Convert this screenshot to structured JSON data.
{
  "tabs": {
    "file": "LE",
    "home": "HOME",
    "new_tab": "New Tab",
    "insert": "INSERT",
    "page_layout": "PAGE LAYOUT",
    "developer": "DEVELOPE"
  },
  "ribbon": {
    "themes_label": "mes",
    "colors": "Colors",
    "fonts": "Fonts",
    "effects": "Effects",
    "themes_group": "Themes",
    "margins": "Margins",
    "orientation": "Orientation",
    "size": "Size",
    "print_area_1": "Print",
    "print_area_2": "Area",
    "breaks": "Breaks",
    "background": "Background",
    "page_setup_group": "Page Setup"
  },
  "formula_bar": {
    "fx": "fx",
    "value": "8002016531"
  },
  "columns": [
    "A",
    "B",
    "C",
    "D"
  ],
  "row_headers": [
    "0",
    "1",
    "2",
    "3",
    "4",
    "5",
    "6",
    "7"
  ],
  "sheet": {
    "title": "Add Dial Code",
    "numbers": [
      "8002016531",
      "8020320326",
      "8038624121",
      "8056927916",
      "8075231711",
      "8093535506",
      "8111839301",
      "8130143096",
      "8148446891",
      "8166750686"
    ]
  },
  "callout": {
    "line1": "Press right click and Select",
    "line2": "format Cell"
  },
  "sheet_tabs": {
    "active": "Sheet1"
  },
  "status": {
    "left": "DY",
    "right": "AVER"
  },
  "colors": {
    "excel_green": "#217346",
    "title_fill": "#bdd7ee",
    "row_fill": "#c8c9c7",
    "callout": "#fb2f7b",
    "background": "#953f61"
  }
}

Your goal:
From the preceding material, extract every line exactly.

Expected answer:
Convert this screenshot to structured JSON data.
{
  "tabs": {
    "file": "LE",
    "home": "HOME",
    "new_tab": "New Tab",
    "insert": "INSERT",
    "page_layout": "PAGE LAYOUT",
    "developer": "DEVELOPE"
  },
  "ribbon": {
    "themes_label": "mes",
    "colors": "Colors",
    "fonts": "Fonts",
    "effects": "Effects",
    "themes_group": "Themes",
    "margins": "Margins",
    "orientation": "Orientation",
    "size": "Size",
    "print_area_1": "Print",
    "print_area_2": "Area",
    "breaks": "Breaks",
    "background": "Background",
    "page_setup_group": "Page Setup"
  },
  "formula_bar": {
    "fx": "fx",
    "value": "8002016531"
  },
  "columns": [
    "A",
    "B",
    "C",
    "D"
  ],
  "row_headers": [
    "0",
    "1",
    "2",
    "3",
    "4",
    "5",
    "6",
    "7"
  ],
  "sheet": {
    "title": "Add Dial Code",
    "numbers": [
      "8002016531",
      "8020320326",
      "8038624121",
      "8056927916",
      "8075231711",
      "8093535506",
      "8111839301",
      "8130143096",
      "8148446891",
      "8166750686"
    ]
  },
  "callout": {
    "line1": "Press right click and Select",
    "line2": "format Cell"
  },
  "sheet_tabs": {
    "active": "Sheet1"
  },
  "status": {
    "left": "DY",
    "right": "AVER"
  },
  "colors": {
    "excel_green": "#217346",
    "title_fill": "#bdd7ee",
    "row_fill": "#c8c9c7",
    "callout": "#fb2f7b",
    "background": "#953f61"
  }
}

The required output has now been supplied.